» **Problem**
The records below need retyping in full; give them again exactly.
══════
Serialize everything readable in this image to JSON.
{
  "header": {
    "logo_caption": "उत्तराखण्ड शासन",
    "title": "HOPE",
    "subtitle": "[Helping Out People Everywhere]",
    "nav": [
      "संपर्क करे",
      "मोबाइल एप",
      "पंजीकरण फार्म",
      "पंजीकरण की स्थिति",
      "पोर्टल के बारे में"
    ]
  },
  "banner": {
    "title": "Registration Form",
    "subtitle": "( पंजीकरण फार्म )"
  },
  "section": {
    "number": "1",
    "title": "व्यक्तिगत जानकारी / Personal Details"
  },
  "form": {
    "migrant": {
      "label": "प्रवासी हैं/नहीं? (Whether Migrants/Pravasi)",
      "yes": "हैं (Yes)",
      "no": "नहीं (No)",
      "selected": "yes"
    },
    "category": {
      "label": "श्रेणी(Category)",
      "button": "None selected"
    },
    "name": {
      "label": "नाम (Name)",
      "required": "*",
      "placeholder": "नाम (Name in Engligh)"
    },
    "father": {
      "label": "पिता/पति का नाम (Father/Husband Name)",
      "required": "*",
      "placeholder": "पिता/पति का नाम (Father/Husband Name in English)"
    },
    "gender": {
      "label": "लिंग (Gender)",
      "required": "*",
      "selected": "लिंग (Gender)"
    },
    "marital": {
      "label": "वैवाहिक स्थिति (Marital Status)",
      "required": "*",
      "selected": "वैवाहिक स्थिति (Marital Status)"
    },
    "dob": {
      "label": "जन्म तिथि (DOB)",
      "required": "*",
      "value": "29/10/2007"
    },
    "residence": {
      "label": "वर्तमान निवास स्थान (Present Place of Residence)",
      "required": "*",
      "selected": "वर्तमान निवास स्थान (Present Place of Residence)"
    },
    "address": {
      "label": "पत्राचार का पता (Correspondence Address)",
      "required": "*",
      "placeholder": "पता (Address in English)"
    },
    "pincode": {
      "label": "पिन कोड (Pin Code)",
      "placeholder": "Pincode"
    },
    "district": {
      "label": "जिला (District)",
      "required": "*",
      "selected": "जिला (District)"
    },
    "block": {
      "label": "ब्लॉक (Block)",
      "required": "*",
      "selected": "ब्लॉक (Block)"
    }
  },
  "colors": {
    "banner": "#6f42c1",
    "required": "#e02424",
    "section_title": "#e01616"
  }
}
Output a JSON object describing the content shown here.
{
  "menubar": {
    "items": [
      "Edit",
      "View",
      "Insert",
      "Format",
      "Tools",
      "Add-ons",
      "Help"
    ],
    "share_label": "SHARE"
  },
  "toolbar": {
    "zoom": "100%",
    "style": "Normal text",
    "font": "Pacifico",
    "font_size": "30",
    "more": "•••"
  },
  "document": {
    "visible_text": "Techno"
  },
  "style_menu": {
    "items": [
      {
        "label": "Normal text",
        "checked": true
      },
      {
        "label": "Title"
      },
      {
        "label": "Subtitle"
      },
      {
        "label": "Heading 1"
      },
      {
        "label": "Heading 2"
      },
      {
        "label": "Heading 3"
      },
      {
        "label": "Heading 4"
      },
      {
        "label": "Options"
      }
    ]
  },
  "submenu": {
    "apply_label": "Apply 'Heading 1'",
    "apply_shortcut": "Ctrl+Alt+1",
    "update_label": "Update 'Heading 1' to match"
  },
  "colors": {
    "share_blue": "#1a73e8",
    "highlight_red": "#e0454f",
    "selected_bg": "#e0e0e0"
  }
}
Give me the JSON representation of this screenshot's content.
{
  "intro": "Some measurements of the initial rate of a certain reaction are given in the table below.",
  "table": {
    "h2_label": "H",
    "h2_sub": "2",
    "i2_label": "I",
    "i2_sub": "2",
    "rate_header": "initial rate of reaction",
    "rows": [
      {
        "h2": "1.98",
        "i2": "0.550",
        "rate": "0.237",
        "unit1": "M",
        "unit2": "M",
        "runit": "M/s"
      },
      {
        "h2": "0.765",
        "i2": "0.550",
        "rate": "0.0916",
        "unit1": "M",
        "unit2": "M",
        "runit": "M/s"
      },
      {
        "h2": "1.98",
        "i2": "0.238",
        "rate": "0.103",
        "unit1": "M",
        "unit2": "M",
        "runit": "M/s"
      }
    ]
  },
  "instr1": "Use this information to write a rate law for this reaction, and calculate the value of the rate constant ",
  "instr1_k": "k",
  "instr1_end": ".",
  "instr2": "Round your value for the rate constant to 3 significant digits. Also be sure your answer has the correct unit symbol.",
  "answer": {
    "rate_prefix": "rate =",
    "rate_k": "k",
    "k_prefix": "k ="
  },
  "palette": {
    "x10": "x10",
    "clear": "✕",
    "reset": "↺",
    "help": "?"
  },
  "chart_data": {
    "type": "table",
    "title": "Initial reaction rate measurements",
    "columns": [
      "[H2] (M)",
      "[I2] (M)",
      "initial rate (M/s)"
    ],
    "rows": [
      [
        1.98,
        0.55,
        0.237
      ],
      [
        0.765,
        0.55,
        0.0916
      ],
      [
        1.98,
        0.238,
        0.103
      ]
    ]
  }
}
══════
» **Expected answer**
Serialize everything readable in this image to JSON.
{
  "header": {
    "logo_caption": "उत्तराखण्ड शासन",
    "title": "HOPE",
    "subtitle": "[Helping Out People Everywhere]",
    "nav": [
      "संपर्क करे",
      "मोबाइल एप",
      "पंजीकरण फार्म",
      "पंजीकरण की स्थिति",
      "पोर्टल के बारे में"
    ]
  },
  "banner": {
    "title": "Registration Form",
    "subtitle": "( पंजीकरण फार्म )"
  },
  "section": {
    "number": "1",
    "title": "व्यक्तिगत जानकारी / Personal Details"
  },
  "form": {
    "migrant": {
      "label": "प्रवासी हैं/नहीं? (Whether Migrants/Pravasi)",
      "yes": "हैं (Yes)",
      "no": "नहीं (No)",
      "selected": "yes"
    },
    "category": {
      "label": "श्रेणी(Category)",
      "button": "None selected"
    },
    "name": {
      "label": "नाम (Name)",
      "required": "*",
      "placeholder": "नाम (Name in Engligh)"
    },
    "father": {
      "label": "पिता/पति का नाम (Father/Husband Name)",
      "required": "*",
      "placeholder": "पिता/पति का नाम (Father/Husband Name in English)"
    },
    "gender": {
      "label": "लिंग (Gender)",
      "required": "*",
      "selected": "लिंग (Gender)"
    },
    "marital": {
      "label": "वैवाहिक स्थिति (Marital Status)",
      "required": "*",
      "selected": "वैवाहिक स्थिति (Marital Status)"
    },
    "dob": {
      "label": "जन्म तिथि (DOB)",
      "required": "*",
      "value": "29/10/2007"
    },
    "residence": {
      "label": "वर्तमान निवास स्थान (Present Place of Residence)",
      "required": "*",
      "selected": "वर्तमान निवास स्थान (Present Place of Residence)"
    },
    "address": {
      "label": "पत्राचार का पता (Correspondence Address)",
      "required": "*",
      "placeholder": "पता (Address in English)"
    },
    "pincode": {
      "label": "पिन कोड (Pin Code)",
      "placeholder": "Pincode"
    },
    "district": {
      "label": "जिला (District)",
      "required": "*",
      "selected": "जिला (District)"
    },
    "block": {
      "label": "ब्लॉक (Block)",
      "required": "*",
      "selected": "ब्लॉक (Block)"
    }
  },
  "colors": {
    "banner": "#6f42c1",
    "required": "#e02424",
    "section_title": "#e01616"
  }
}
Output a JSON object describing the content shown here.
{
  "menubar": {
    "items": [
      "Edit",
      "View",
      "Insert",
      "Format",
      "Tools",
      "Add-ons",
      "Help"
    ],
    "share_label": "SHARE"
  },
  "toolbar": {
    "zoom": "100%",
    "style": "Normal text",
    "font": "Pacifico",
    "font_size": "30",
    "more": "•••"
  },
  "document": {
    "visible_text": "Techno"
  },
  "style_menu": {
    "items": [
      {
        "label": "Normal text",
        "checked": true
      },
      {
        "label": "Title"
      },
      {
        "label": "Subtitle"
      },
      {
        "label": "Heading 1"
      },
      {
        "label": "Heading 2"
      },
      {
        "label": "Heading 3"
      },
      {
        "label": "Heading 4"
      },
      {
        "label": "Options"
      }
    ]
  },
  "submenu": {
    "apply_label": "Apply 'Heading 1'",
    "apply_shortcut": "Ctrl+Alt+1",
    "update_label": "Update 'Heading 1' to match"
  },
  "colors": {
    "share_blue": "#1a73e8",
    "highlight_red": "#e0454f",
    "selected_bg": "#e0e0e0"
  }
}
Give me the JSON representation of this screenshot's content.
{
  "intro": "Some measurements of the initial rate of a certain reaction are given in the table below.",
  "table": {
    "h2_label": "H",
    "h2_sub": "2",
    "i2_label": "I",
    "i2_sub": "2",
    "rate_header": "initial rate of reaction",
    "rows": [
      {
        "h2": "1.98",
        "i2": "0.550",
        "rate": "0.237",
        "unit1": "M",
        "unit2": "M",
        "runit": "M/s"
      },
      {
        "h2": "0.765",
        "i2": "0.550",
        "rate": "0.0916",
        "unit1": "M",
        "unit2": "M",
        "runit": "M/s"
      },
      {
        "h2": "1.98",
        "i2": "0.238",
        "rate": "0.103",
        "unit1": "M",
        "unit2": "M",
        "runit": "M/s"
      }
    ]
  },
  "instr1": "Use this information to write a rate law for this reaction, and calculate the value of the rate constant ",
  "instr1_k": "k",
  "instr1_end": ".",
  "instr2": "Round your value for the rate constant to 3 significant digits. Also be sure your answer has the correct unit symbol.",
  "answer": {
    "rate_prefix": "rate =",
    "rate_k": "k",
    "k_prefix": "k ="
  },
  "palette": {
    "x10": "x10",
    "clear": "✕",
    "reset": "↺",
    "help": "?"
  },
  "chart_data": {
    "type": "table",
    "title": "Initial reaction rate measurements",
    "columns": [
      "[H2] (M)",
      "[I2] (M)",
      "initial rate (M/s)"
    ],
    "rows": [
      [
        1.98,
        0.55,
        0.237
      ],
      [
        0.765,
        0.55,
        0.0916
      ],
      [
        1.98,
        0.238,
        0.103
      ]
    ]
  }
}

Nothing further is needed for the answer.